§ Rows from a dataset
****************************************

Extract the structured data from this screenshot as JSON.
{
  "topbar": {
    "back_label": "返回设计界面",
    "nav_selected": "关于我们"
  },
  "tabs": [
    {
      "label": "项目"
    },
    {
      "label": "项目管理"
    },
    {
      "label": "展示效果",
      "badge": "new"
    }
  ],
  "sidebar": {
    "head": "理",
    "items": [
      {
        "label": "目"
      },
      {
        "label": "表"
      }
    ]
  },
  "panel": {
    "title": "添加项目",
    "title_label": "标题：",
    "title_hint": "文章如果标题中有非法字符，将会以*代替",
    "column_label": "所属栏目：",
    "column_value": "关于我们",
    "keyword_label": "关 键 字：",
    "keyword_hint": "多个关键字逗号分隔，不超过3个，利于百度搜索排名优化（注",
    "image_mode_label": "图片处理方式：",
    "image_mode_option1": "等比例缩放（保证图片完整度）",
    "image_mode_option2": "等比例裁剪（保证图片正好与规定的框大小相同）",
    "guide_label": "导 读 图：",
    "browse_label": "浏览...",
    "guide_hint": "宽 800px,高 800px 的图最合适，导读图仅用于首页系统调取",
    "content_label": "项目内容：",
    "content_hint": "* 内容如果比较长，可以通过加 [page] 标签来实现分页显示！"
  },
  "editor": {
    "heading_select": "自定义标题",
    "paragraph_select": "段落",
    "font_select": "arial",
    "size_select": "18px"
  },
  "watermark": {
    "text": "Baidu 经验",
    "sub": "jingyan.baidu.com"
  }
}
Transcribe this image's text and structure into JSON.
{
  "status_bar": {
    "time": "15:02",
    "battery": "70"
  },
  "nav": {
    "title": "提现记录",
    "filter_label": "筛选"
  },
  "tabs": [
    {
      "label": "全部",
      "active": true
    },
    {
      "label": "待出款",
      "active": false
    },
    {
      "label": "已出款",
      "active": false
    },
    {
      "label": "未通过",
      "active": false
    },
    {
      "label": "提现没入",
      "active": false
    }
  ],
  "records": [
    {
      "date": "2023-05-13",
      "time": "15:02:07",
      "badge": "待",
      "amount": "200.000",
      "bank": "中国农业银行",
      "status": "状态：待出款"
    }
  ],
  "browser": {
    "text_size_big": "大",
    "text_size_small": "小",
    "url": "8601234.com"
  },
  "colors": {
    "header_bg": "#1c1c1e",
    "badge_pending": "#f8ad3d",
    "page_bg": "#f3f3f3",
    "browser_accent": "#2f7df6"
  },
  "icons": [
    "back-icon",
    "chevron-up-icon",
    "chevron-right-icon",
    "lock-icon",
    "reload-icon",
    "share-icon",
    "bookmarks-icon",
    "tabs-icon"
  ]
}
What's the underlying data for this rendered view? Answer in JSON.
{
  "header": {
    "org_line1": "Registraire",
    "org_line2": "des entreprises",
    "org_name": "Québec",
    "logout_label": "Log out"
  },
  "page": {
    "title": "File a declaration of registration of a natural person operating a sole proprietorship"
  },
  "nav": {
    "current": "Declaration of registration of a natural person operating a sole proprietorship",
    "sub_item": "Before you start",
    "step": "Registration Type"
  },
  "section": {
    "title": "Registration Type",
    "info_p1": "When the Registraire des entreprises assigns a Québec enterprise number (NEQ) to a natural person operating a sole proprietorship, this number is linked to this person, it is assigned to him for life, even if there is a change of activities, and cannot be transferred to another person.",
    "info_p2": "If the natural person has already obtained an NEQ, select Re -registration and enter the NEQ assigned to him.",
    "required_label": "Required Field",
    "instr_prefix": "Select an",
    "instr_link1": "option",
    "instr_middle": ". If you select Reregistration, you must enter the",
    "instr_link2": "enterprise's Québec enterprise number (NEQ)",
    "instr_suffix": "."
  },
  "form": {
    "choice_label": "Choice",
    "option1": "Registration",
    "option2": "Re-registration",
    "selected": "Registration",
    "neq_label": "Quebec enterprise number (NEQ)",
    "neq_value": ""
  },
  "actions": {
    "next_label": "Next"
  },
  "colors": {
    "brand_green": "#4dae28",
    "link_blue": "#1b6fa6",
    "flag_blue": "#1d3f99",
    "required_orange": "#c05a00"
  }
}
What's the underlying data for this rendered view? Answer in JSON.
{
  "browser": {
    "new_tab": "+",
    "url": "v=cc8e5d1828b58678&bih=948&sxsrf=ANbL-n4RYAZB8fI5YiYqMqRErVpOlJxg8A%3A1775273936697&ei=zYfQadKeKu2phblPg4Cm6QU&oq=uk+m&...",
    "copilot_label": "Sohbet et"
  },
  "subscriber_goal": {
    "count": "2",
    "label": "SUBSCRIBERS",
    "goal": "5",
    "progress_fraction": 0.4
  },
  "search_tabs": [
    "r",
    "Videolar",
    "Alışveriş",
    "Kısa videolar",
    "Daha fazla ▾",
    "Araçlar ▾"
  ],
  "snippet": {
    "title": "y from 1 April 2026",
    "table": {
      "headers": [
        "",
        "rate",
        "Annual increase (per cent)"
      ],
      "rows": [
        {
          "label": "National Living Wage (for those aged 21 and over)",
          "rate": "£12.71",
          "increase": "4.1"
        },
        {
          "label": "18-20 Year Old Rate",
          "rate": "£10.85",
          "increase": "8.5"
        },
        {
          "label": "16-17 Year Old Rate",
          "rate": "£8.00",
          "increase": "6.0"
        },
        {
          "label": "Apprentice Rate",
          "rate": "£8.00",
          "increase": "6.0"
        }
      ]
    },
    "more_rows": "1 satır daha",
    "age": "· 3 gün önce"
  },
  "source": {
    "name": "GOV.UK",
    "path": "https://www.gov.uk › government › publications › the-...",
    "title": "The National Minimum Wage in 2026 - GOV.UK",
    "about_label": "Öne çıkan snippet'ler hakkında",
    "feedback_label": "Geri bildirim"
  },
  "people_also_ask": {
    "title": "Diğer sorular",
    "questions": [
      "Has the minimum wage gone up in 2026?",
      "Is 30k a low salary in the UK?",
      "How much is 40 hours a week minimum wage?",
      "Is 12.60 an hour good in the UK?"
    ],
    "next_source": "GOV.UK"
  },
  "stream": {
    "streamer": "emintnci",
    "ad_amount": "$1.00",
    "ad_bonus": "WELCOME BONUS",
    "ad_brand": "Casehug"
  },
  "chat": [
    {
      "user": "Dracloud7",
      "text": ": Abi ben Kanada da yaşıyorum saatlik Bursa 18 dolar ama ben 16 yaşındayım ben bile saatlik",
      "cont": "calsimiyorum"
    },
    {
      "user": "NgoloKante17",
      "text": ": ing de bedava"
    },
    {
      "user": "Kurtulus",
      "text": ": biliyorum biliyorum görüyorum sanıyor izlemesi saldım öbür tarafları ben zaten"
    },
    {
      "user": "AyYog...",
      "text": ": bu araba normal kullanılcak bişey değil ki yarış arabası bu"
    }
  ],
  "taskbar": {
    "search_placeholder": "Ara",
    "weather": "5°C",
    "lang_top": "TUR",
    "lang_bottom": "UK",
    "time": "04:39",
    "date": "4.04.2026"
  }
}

****************************************

§ TASK INSTRUCTIONS
Look for the word "National" in every line of the listing and copy the lines that have it.

§ TASK RESPONSE
          "label": "National Living Wage (for those aged 21 and over)",
    "title": "The National Minimum Wage in 2026 - GOV.UK",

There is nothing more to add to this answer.